Goal:
Repeat each record below exactly, dropping the pictures.
------ Data supplied
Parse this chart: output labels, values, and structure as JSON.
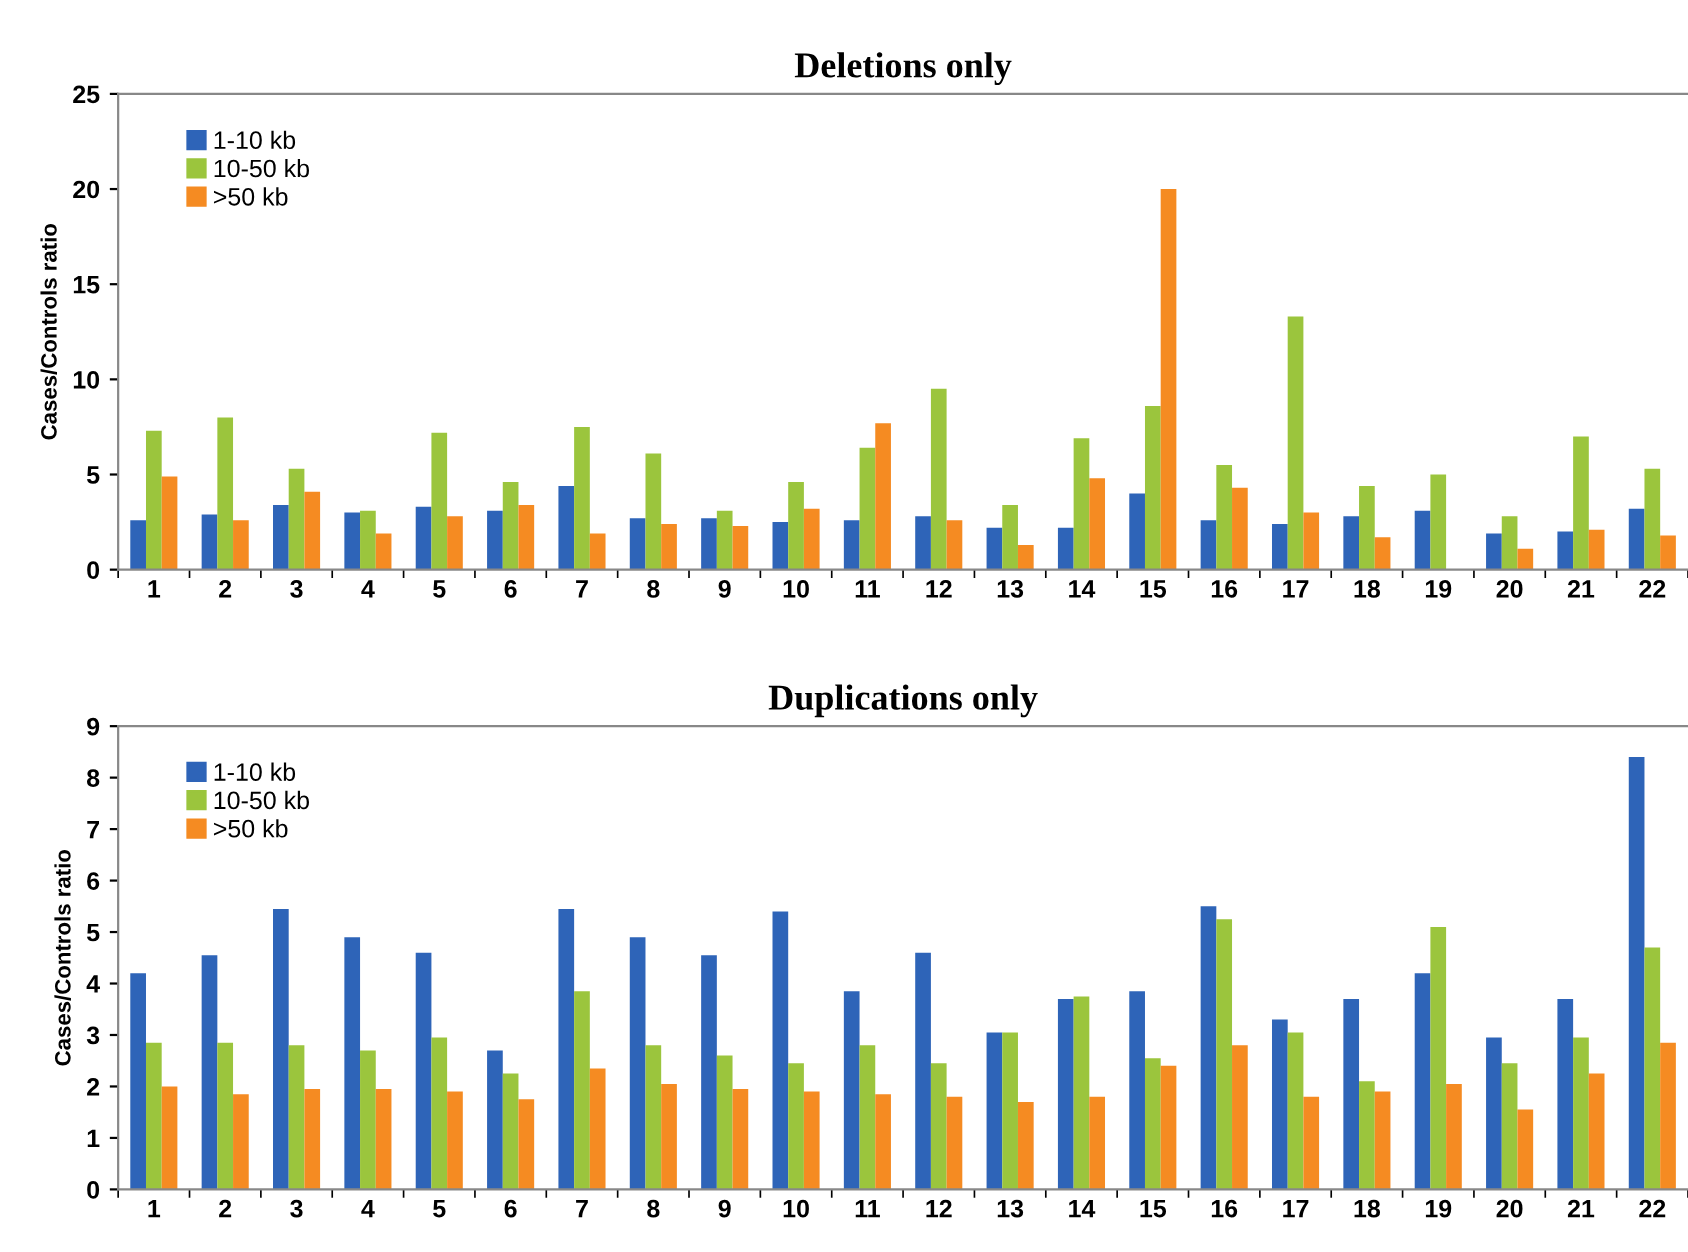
{
  "chart_data": [
    {
      "type": "bar",
      "title": "Deletions only",
      "ylabel": "Cases/Controls ratio",
      "categories": [
        "1",
        "2",
        "3",
        "4",
        "5",
        "6",
        "7",
        "8",
        "9",
        "10",
        "11",
        "12",
        "13",
        "14",
        "15",
        "16",
        "17",
        "18",
        "19",
        "20",
        "21",
        "22"
      ],
      "series": [
        {
          "name": "1-10 kb",
          "color": "#2e64b8",
          "values": [
            2.6,
            2.9,
            3.4,
            3.0,
            3.3,
            3.1,
            4.4,
            2.7,
            2.7,
            2.5,
            2.6,
            2.8,
            2.2,
            2.2,
            4.0,
            2.6,
            2.4,
            2.8,
            3.1,
            1.9,
            2.0,
            3.2
          ]
        },
        {
          "name": "10-50 kb",
          "color": "#9bc53d",
          "values": [
            7.3,
            8.0,
            5.3,
            3.1,
            7.2,
            4.6,
            7.5,
            6.1,
            3.1,
            4.6,
            6.4,
            9.5,
            3.4,
            6.9,
            8.6,
            5.5,
            13.3,
            4.4,
            5.0,
            2.8,
            7.0,
            5.3
          ]
        },
        {
          "name": ">50 kb",
          "color": "#f58b22",
          "values": [
            4.9,
            2.6,
            4.1,
            1.9,
            2.8,
            3.4,
            1.9,
            2.4,
            2.3,
            3.2,
            7.7,
            2.6,
            1.3,
            4.8,
            20.0,
            4.3,
            3.0,
            1.7,
            null,
            1.1,
            2.1,
            1.8
          ]
        }
      ],
      "ylim": [
        0,
        25
      ],
      "yticks": [
        0,
        5,
        10,
        15,
        20,
        25
      ],
      "grid": false,
      "legend": "top left"
    },
    {
      "type": "bar",
      "title": "Duplications only",
      "ylabel": "Cases/Controls ratio",
      "categories": [
        "1",
        "2",
        "3",
        "4",
        "5",
        "6",
        "7",
        "8",
        "9",
        "10",
        "11",
        "12",
        "13",
        "14",
        "15",
        "16",
        "17",
        "18",
        "19",
        "20",
        "21",
        "22"
      ],
      "series": [
        {
          "name": "1-10 kb",
          "color": "#2e64b8",
          "values": [
            4.2,
            4.55,
            5.45,
            4.9,
            4.6,
            2.7,
            5.45,
            4.9,
            4.55,
            5.4,
            3.85,
            4.6,
            3.05,
            3.7,
            3.85,
            5.5,
            3.3,
            3.7,
            4.2,
            2.95,
            3.7,
            8.4
          ]
        },
        {
          "name": "10-50 kb",
          "color": "#9bc53d",
          "values": [
            2.85,
            2.85,
            2.8,
            2.7,
            2.95,
            2.25,
            3.85,
            2.8,
            2.6,
            2.45,
            2.8,
            2.45,
            3.05,
            3.75,
            2.55,
            5.25,
            3.05,
            2.1,
            5.1,
            2.45,
            2.95,
            4.7
          ]
        },
        {
          "name": ">50 kb",
          "color": "#f58b22",
          "values": [
            2.0,
            1.85,
            1.95,
            1.95,
            1.9,
            1.75,
            2.35,
            2.05,
            1.95,
            1.9,
            1.85,
            1.8,
            1.7,
            1.8,
            2.4,
            2.8,
            1.8,
            1.9,
            2.05,
            1.55,
            2.25,
            2.85
          ]
        }
      ],
      "ylim": [
        0,
        9
      ],
      "yticks": [
        0,
        1,
        2,
        3,
        4,
        5,
        6,
        7,
        8,
        9
      ],
      "grid": false,
      "legend": "top left"
    }
  ]
}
------------
Answer to this task:
Parse this chart: output labels, values, and structure as JSON.
{
  "chart_data": [
    {
      "type": "bar",
      "title": "Deletions only",
      "ylabel": "Cases/Controls ratio",
      "categories": [
        "1",
        "2",
        "3",
        "4",
        "5",
        "6",
        "7",
        "8",
        "9",
        "10",
        "11",
        "12",
        "13",
        "14",
        "15",
        "16",
        "17",
        "18",
        "19",
        "20",
        "21",
        "22"
      ],
      "series": [
        {
          "name": "1-10 kb",
          "color": "#2e64b8",
          "values": [
            2.6,
            2.9,
            3.4,
            3.0,
            3.3,
            3.1,
            4.4,
            2.7,
            2.7,
            2.5,
            2.6,
            2.8,
            2.2,
            2.2,
            4.0,
            2.6,
            2.4,
            2.8,
            3.1,
            1.9,
            2.0,
            3.2
          ]
        },
        {
          "name": "10-50 kb",
          "color": "#9bc53d",
          "values": [
            7.3,
            8.0,
            5.3,
            3.1,
            7.2,
            4.6,
            7.5,
            6.1,
            3.1,
            4.6,
            6.4,
            9.5,
            3.4,
            6.9,
            8.6,
            5.5,
            13.3,
            4.4,
            5.0,
            2.8,
            7.0,
            5.3
          ]
        },
        {
          "name": ">50 kb",
          "color": "#f58b22",
          "values": [
            4.9,
            2.6,
            4.1,
            1.9,
            2.8,
            3.4,
            1.9,
            2.4,
            2.3,
            3.2,
            7.7,
            2.6,
            1.3,
            4.8,
            20.0,
            4.3,
            3.0,
            1.7,
            null,
            1.1,
            2.1,
            1.8
          ]
        }
      ],
      "ylim": [
        0,
        25
      ],
      "yticks": [
        0,
        5,
        10,
        15,
        20,
        25
      ],
      "grid": false,
      "legend": "top left"
    },
    {
      "type": "bar",
      "title": "Duplications only",
      "ylabel": "Cases/Controls ratio",
      "categories": [
        "1",
        "2",
        "3",
        "4",
        "5",
        "6",
        "7",
        "8",
        "9",
        "10",
        "11",
        "12",
        "13",
        "14",
        "15",
        "16",
        "17",
        "18",
        "19",
        "20",
        "21",
        "22"
      ],
      "series": [
        {
          "name": "1-10 kb",
          "color": "#2e64b8",
          "values": [
            4.2,
            4.55,
            5.45,
            4.9,
            4.6,
            2.7,
            5.45,
            4.9,
            4.55,
            5.4,
            3.85,
            4.6,
            3.05,
            3.7,
            3.85,
            5.5,
            3.3,
            3.7,
            4.2,
            2.95,
            3.7,
            8.4
          ]
        },
        {
          "name": "10-50 kb",
          "color": "#9bc53d",
          "values": [
            2.85,
            2.85,
            2.8,
            2.7,
            2.95,
            2.25,
            3.85,
            2.8,
            2.6,
            2.45,
            2.8,
            2.45,
            3.05,
            3.75,
            2.55,
            5.25,
            3.05,
            2.1,
            5.1,
            2.45,
            2.95,
            4.7
          ]
        },
        {
          "name": ">50 kb",
          "color": "#f58b22",
          "values": [
            2.0,
            1.85,
            1.95,
            1.95,
            1.9,
            1.75,
            2.35,
            2.05,
            1.95,
            1.9,
            1.85,
            1.8,
            1.7,
            1.8,
            2.4,
            2.8,
            1.8,
            1.9,
            2.05,
            1.55,
            2.25,
            2.85
          ]
        }
      ],
      "ylim": [
        0,
        9
      ],
      "yticks": [
        0,
        1,
        2,
        3,
        4,
        5,
        6,
        7,
        8,
        9
      ],
      "grid": false,
      "legend": "top left"
    }
  ]
}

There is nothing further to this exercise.